[START DATA TO PROCESS]

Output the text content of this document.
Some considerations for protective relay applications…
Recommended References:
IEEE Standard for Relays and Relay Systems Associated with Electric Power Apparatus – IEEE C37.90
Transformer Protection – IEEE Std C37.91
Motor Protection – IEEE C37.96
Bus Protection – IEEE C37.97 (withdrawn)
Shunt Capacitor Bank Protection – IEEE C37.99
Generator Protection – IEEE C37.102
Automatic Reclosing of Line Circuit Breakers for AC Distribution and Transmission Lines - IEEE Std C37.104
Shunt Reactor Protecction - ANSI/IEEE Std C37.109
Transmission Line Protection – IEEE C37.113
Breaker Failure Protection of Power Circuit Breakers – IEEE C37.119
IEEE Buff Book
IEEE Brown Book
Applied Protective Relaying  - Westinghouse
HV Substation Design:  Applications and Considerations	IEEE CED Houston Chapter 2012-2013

[END DATA TO PROCESS]

▸ OBJECTIVE
Using the entries above, please restate each one word for word.

▸ COMPLETE RESPONSE
Output the text content of this document.
Some considerations for protective relay applications…
Recommended References:
IEEE Standard for Relays and Relay Systems Associated with Electric Power Apparatus – IEEE C37.90
Transformer Protection – IEEE Std C37.91
Motor Protection – IEEE C37.96
Bus Protection – IEEE C37.97 (withdrawn)
Shunt Capacitor Bank Protection – IEEE C37.99
Generator Protection – IEEE C37.102
Automatic Reclosing of Line Circuit Breakers for AC Distribution and Transmission Lines - IEEE Std C37.104
Shunt Reactor Protecction - ANSI/IEEE Std C37.109
Transmission Line Protection – IEEE C37.113
Breaker Failure Protection of Power Circuit Breakers – IEEE C37.119
IEEE Buff Book
IEEE Brown Book
Applied Protective Relaying  - Westinghouse
HV Substation Design:  Applications and Considerations	IEEE CED Houston Chapter 2012-2013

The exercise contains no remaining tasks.